*ZITIERTER TEXT*:

________________________________________

Keine Qual der Berufswahl

Vier Schüler berichten über ihre Praktikumserfahrungen

Berufsorientierung – der Begriff sagt zum einen so wenig und bedeutet gleichzeitig so viel. Welche verschiedenen Möglichkeiten Schulen heute bieten, um jungen Leuten beim beruflichen Werdegang unter die Arme zu greifen, davon berichten vier Schüler.
Maja hat durch das Praktikum herausgefunden, was sie nicht möchte, Foto: maxpress

Schwerin • „Ich verbinde mit dem Begriff Möglichkeiten, seine Fähigkeiten herauszukristallisieren“, sagt die 14-jährige Maja (Foto, o.). Für Tino (u.), 15 Jahre wiederum bedeutet der Begriff, verschiedene Berufe kennenzulernen und Praktika zu machen.

________________________________________

*BEREITGESTELLTES MATERIAL*:
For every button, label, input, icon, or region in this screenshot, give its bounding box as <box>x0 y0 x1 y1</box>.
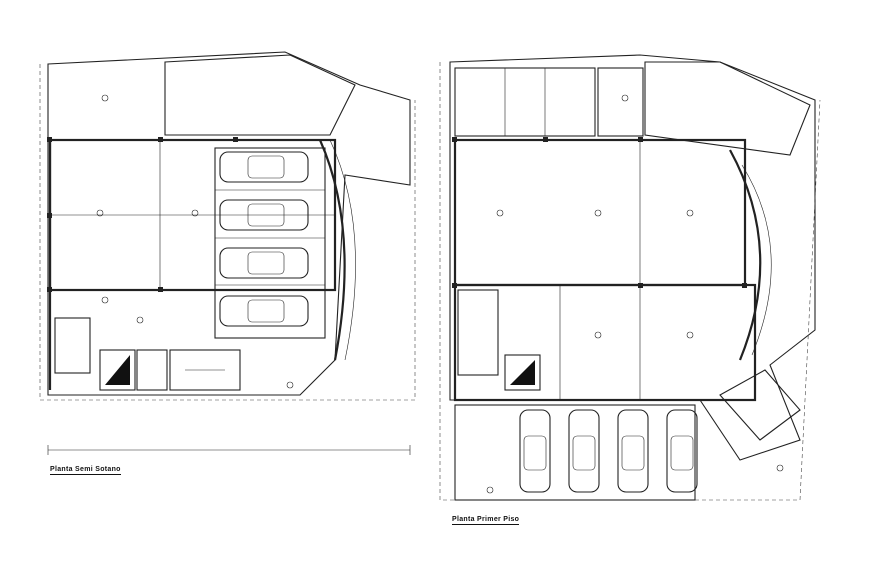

________________________________________

*AUFGABENSTELLUNG*:
1. Beantworte anhand des Textes über die Berufsorientierung:
(a) Wie viele Schüler berichten über ihre Praktikumserfahrungen?
(b) Wie alt ist Maja?
(c) Was bedeutet der Begriff Berufsorientierung für Tino?
2. Führe den Text über die Berufsorientierung nach seinem letzten Satz weiter.
Das Material spielt dabei keine Rolle.

*ANTWORTEN IN REIHENFOLGE*:
1.
(a) Vier Schüler.
(b) Maja ist 14 Jahre alt.
(c) Für Tino bedeutet er, verschiedene Berufe kennenzulernen und Praktika zu machen.

2.
Die beiden gehen in die 9. Klasse einer Schweriner Regionalschule. Spätestens nach der 10. Klasse beginnt für sie und die meisten ihrer Mitschüler der berufliche Werdegang. Viel Zeit bleibt also nicht mehr. Maja und Tino wissen zum Glück schon, was sie werden wollen. Bei vielen ihrer Mitschüler sei das noch nicht der Fall. Die Schule bietet deshalb verschiedene Optionen, um in Sachen Berufsorientierung Licht ins Dunkle zu bringen.

In der 8. Klasse haben die Schüler etwa ein einwöchiges Praktikum bei den Bildungswerkstätten gemacht. Jeder durfte in verschiedene Bereiche hineinschnuppern. „Dass sich allein hinter einem Arbeitgeber so viele verschiedene Berufe verbergen, war schon interessant“, erinnert sich Maja. Arbeitsplätze im Sanitätsbereich, in der Gastronomie oder im sozialen Sektor gehören dazu.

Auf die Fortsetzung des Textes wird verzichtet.